**PROVIDED ENTRIES**.
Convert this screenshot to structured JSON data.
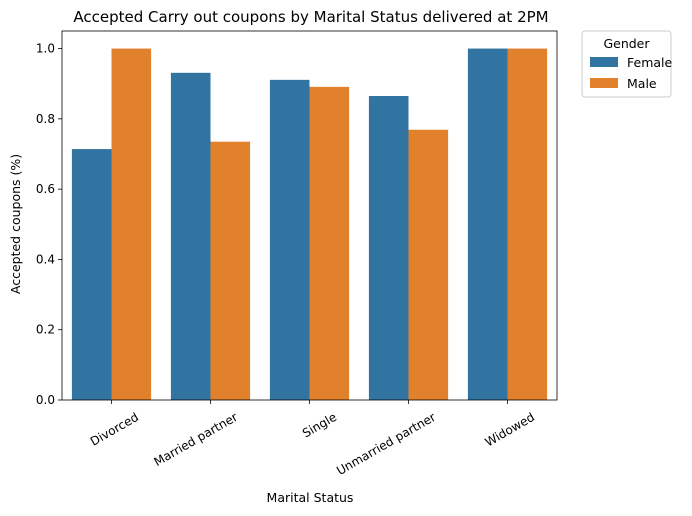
{
  "chart_data": {
    "type": "bar",
    "title": "Accepted Carry out coupons by Marital Status delivered at 2PM",
    "xlabel": "Marital Status",
    "ylabel": "Accepted coupons (%)",
    "categories": [
      "Divorced",
      "Married partner",
      "Single",
      "Unmarried partner",
      "Widowed"
    ],
    "series": [
      {
        "name": "Female",
        "color": "#3274a1",
        "values": [
          0.714,
          0.931,
          0.911,
          0.865,
          1.0
        ]
      },
      {
        "name": "Male",
        "color": "#e1812c",
        "values": [
          1.0,
          0.735,
          0.891,
          0.769,
          1.0
        ]
      }
    ],
    "ylim": [
      0,
      1.05
    ],
    "yticks": [
      "0.0",
      "0.2",
      "0.4",
      "0.6",
      "0.8",
      "1.0"
    ],
    "legend": {
      "title": "Gender",
      "placement": "outside-top-right"
    },
    "grid": false
  }
}
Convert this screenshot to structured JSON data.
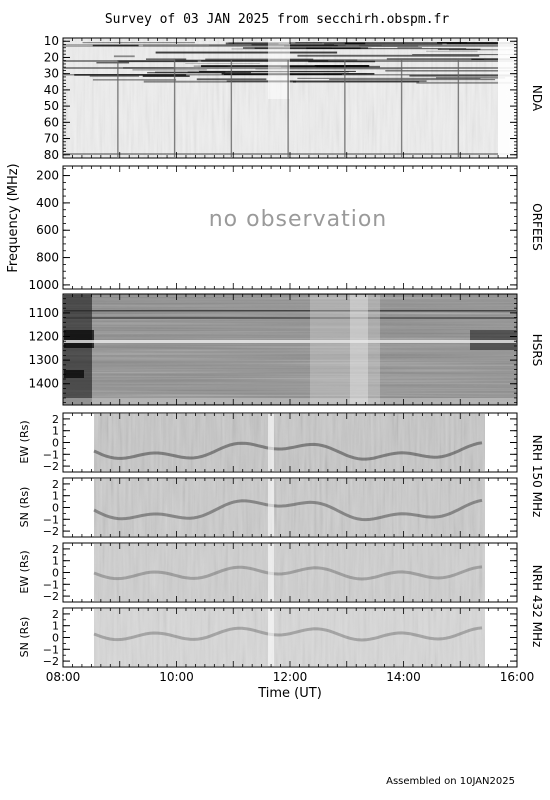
{
  "chart_data": {
    "type": "heatmap",
    "title": "Survey of 03 JAN 2025 from secchirh.obspm.fr",
    "footer": "Assembled on 10JAN2025",
    "xlabel": "Time (UT)",
    "ylabel": "Frequency (MHz)",
    "x_ticks": [
      "08:00",
      "10:00",
      "12:00",
      "14:00",
      "16:00"
    ],
    "x_range": [
      "08:00",
      "16:00"
    ],
    "no_observation_text": "no observation",
    "panels": [
      {
        "id": "nda",
        "label": "NDA",
        "ylim": [
          8,
          82
        ],
        "yticks": [
          "10",
          "20",
          "30",
          "40",
          "50",
          "60",
          "70",
          "80"
        ],
        "yvals": [
          10,
          20,
          30,
          40,
          50,
          60,
          70,
          80
        ]
      },
      {
        "id": "orfees",
        "label": "ORFEES",
        "ylim": [
          130,
          1030
        ],
        "yticks": [
          "200",
          "400",
          "600",
          "800",
          "1000"
        ],
        "yvals": [
          200,
          400,
          600,
          800,
          1000
        ]
      },
      {
        "id": "hsrs",
        "label": "HSRS",
        "ylim": [
          1020,
          1490
        ],
        "yticks": [
          "1100",
          "1200",
          "1300",
          "1400"
        ],
        "yvals": [
          1100,
          1200,
          1300,
          1400
        ]
      },
      {
        "id": "nrh150ew",
        "ylabel": "EW (Rs)",
        "ylim": [
          -2.5,
          2.5
        ],
        "yticks": [
          "2",
          "1",
          "0",
          "−1",
          "−2"
        ],
        "yvals": [
          2,
          1,
          0,
          -1,
          -2
        ]
      },
      {
        "id": "nrh150sn",
        "ylabel": "SN (Rs)",
        "ylim": [
          -2.5,
          2.5
        ],
        "yticks": [
          "2",
          "1",
          "0",
          "−1",
          "−2"
        ],
        "yvals": [
          2,
          1,
          0,
          -1,
          -2
        ]
      },
      {
        "id": "nrh432ew",
        "ylabel": "EW (Rs)",
        "ylim": [
          -2.5,
          2.5
        ],
        "yticks": [
          "2",
          "1",
          "0",
          "−1",
          "−2"
        ],
        "yvals": [
          2,
          1,
          0,
          -1,
          -2
        ]
      },
      {
        "id": "nrh432sn",
        "ylabel": "SN (Rs)",
        "ylim": [
          -2.5,
          2.5
        ],
        "yticks": [
          "2",
          "1",
          "0",
          "−1",
          "−2"
        ],
        "yvals": [
          2,
          1,
          0,
          -1,
          -2
        ]
      }
    ],
    "nrh_labels": {
      "nrh150": "NRH 150 MHz",
      "nrh432": "NRH 432 MHz"
    },
    "nrh_coverage": [
      "08:30",
      "15:25"
    ]
  }
}
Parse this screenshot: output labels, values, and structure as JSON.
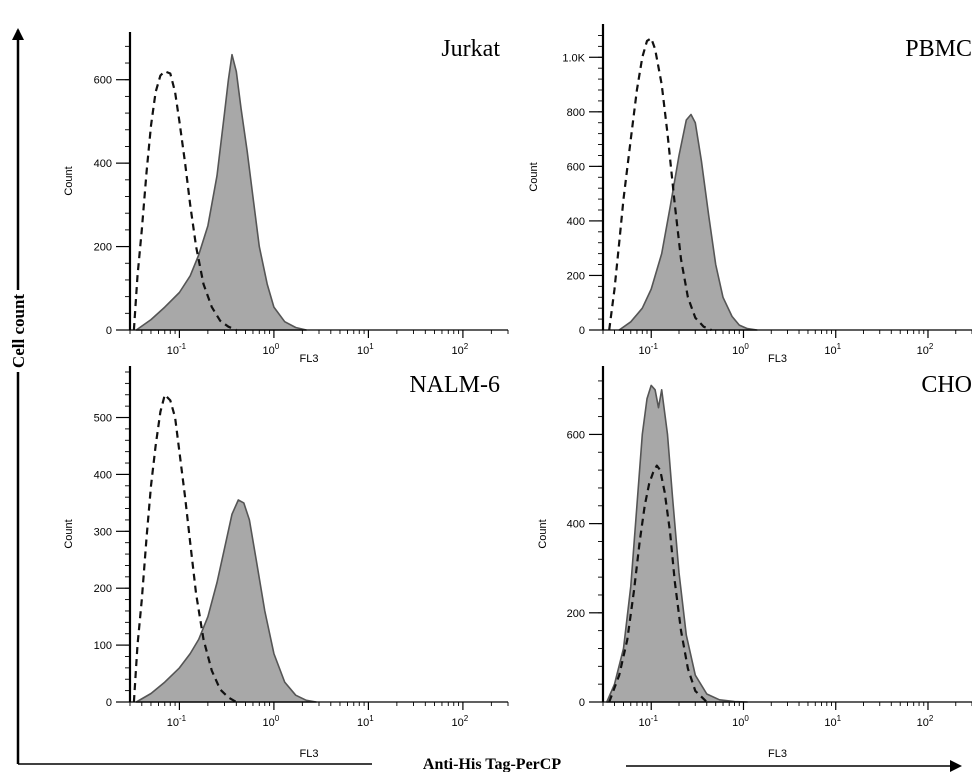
{
  "figure": {
    "y_axis_label": "Cell count",
    "x_axis_label": "Anti-His Tag-PerCP"
  },
  "colors": {
    "fill": "#a8a8a8",
    "stroke": "#555555",
    "dashed": "#111111",
    "axis": "#000000"
  },
  "chart_data": [
    {
      "type": "area",
      "title": "Jurkat",
      "xlabel": "FL3",
      "ylabel": "Count",
      "xscale": "log",
      "xlim": [
        0.03,
        300
      ],
      "ylim": [
        0,
        700
      ],
      "yticks": [
        0,
        200,
        400,
        600
      ],
      "ytick_labels": [
        "0",
        "200",
        "400",
        "600"
      ],
      "xticks": [
        0.1,
        1,
        10,
        100
      ],
      "xtick_labels": [
        [
          "10",
          "-1"
        ],
        [
          "10",
          "0"
        ],
        [
          "10",
          "1"
        ],
        [
          "10",
          "2"
        ]
      ],
      "series": [
        {
          "style": "filled",
          "x": [
            0.035,
            0.05,
            0.07,
            0.1,
            0.13,
            0.16,
            0.2,
            0.25,
            0.3,
            0.33,
            0.36,
            0.4,
            0.45,
            0.52,
            0.6,
            0.7,
            0.85,
            1.0,
            1.3,
            1.7,
            2.2
          ],
          "y": [
            0,
            25,
            55,
            90,
            130,
            180,
            250,
            370,
            520,
            600,
            660,
            620,
            530,
            430,
            320,
            200,
            110,
            55,
            20,
            6,
            0
          ]
        },
        {
          "style": "dashed",
          "x": [
            0.033,
            0.036,
            0.04,
            0.045,
            0.05,
            0.056,
            0.063,
            0.07,
            0.08,
            0.09,
            0.1,
            0.115,
            0.13,
            0.15,
            0.18,
            0.22,
            0.27,
            0.33,
            0.4
          ],
          "y": [
            0,
            130,
            240,
            380,
            490,
            570,
            610,
            620,
            615,
            570,
            500,
            400,
            300,
            200,
            110,
            55,
            22,
            8,
            0
          ]
        }
      ]
    },
    {
      "type": "area",
      "title": "PBMC",
      "xlabel": "FL3",
      "ylabel": "Count",
      "xscale": "log",
      "xlim": [
        0.03,
        300
      ],
      "ylim": [
        0,
        1100
      ],
      "yticks": [
        0,
        200,
        400,
        600,
        800,
        1000
      ],
      "ytick_labels": [
        "0",
        "200",
        "400",
        "600",
        "800",
        "1.0K"
      ],
      "xticks": [
        0.1,
        1,
        10,
        100
      ],
      "xtick_labels": [
        [
          "10",
          "-1"
        ],
        [
          "10",
          "0"
        ],
        [
          "10",
          "1"
        ],
        [
          "10",
          "2"
        ]
      ],
      "series": [
        {
          "style": "filled",
          "x": [
            0.045,
            0.06,
            0.08,
            0.1,
            0.13,
            0.16,
            0.2,
            0.24,
            0.27,
            0.3,
            0.35,
            0.42,
            0.5,
            0.6,
            0.75,
            0.9,
            1.1,
            1.4
          ],
          "y": [
            0,
            30,
            80,
            150,
            280,
            450,
            640,
            770,
            790,
            760,
            620,
            420,
            240,
            120,
            50,
            18,
            5,
            0
          ]
        },
        {
          "style": "dashed",
          "x": [
            0.035,
            0.04,
            0.045,
            0.05,
            0.06,
            0.07,
            0.08,
            0.09,
            0.1,
            0.11,
            0.13,
            0.15,
            0.18,
            0.21,
            0.25,
            0.3,
            0.37,
            0.45
          ],
          "y": [
            0,
            150,
            320,
            480,
            700,
            880,
            1000,
            1060,
            1070,
            1030,
            900,
            720,
            460,
            260,
            120,
            45,
            12,
            0
          ]
        }
      ]
    },
    {
      "type": "area",
      "title": "NALM-6",
      "xlabel": "FL3",
      "ylabel": "Count",
      "xscale": "log",
      "xlim": [
        0.03,
        300
      ],
      "ylim": [
        0,
        580
      ],
      "yticks": [
        0,
        100,
        200,
        300,
        400,
        500
      ],
      "ytick_labels": [
        "0",
        "100",
        "200",
        "300",
        "400",
        "500"
      ],
      "xticks": [
        0.1,
        1,
        10,
        100
      ],
      "xtick_labels": [
        [
          "10",
          "-1"
        ],
        [
          "10",
          "0"
        ],
        [
          "10",
          "1"
        ],
        [
          "10",
          "2"
        ]
      ],
      "series": [
        {
          "style": "filled",
          "x": [
            0.035,
            0.05,
            0.07,
            0.1,
            0.13,
            0.16,
            0.2,
            0.25,
            0.3,
            0.36,
            0.42,
            0.48,
            0.55,
            0.65,
            0.8,
            1.0,
            1.3,
            1.7,
            2.2,
            2.8
          ],
          "y": [
            0,
            15,
            35,
            60,
            85,
            110,
            150,
            210,
            270,
            330,
            355,
            350,
            320,
            250,
            160,
            85,
            35,
            12,
            3,
            0
          ]
        },
        {
          "style": "dashed",
          "x": [
            0.033,
            0.036,
            0.04,
            0.045,
            0.05,
            0.056,
            0.063,
            0.07,
            0.08,
            0.09,
            0.1,
            0.115,
            0.13,
            0.15,
            0.18,
            0.22,
            0.27,
            0.33,
            0.4
          ],
          "y": [
            0,
            100,
            180,
            290,
            380,
            450,
            510,
            540,
            530,
            500,
            440,
            360,
            280,
            190,
            110,
            55,
            22,
            8,
            0
          ]
        }
      ]
    },
    {
      "type": "area",
      "title": "CHO",
      "xlabel": "FL3",
      "ylabel": "Count",
      "xscale": "log",
      "xlim": [
        0.03,
        300
      ],
      "ylim": [
        0,
        740
      ],
      "yticks": [
        0,
        200,
        400,
        600
      ],
      "ytick_labels": [
        "0",
        "200",
        "400",
        "600"
      ],
      "xticks": [
        0.1,
        1,
        10,
        100
      ],
      "xtick_labels": [
        [
          "10",
          "-1"
        ],
        [
          "10",
          "0"
        ],
        [
          "10",
          "1"
        ],
        [
          "10",
          "2"
        ]
      ],
      "series": [
        {
          "style": "filled",
          "x": [
            0.033,
            0.04,
            0.05,
            0.06,
            0.07,
            0.08,
            0.09,
            0.1,
            0.11,
            0.12,
            0.13,
            0.15,
            0.17,
            0.2,
            0.24,
            0.3,
            0.4,
            0.55,
            0.8,
            1.1
          ],
          "y": [
            0,
            40,
            120,
            260,
            440,
            600,
            680,
            710,
            700,
            660,
            700,
            600,
            460,
            290,
            150,
            60,
            18,
            5,
            1,
            0
          ]
        },
        {
          "style": "dashed",
          "x": [
            0.035,
            0.045,
            0.055,
            0.065,
            0.075,
            0.085,
            0.095,
            0.105,
            0.115,
            0.125,
            0.14,
            0.16,
            0.18,
            0.21,
            0.25,
            0.3,
            0.4
          ],
          "y": [
            0,
            60,
            140,
            250,
            360,
            440,
            490,
            515,
            530,
            520,
            470,
            380,
            270,
            160,
            75,
            25,
            0
          ]
        }
      ]
    }
  ]
}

**CHALLENGE**.
Report only the number of lines in the records that include the word "partner".

**COMPLETE OUTPUT**.
2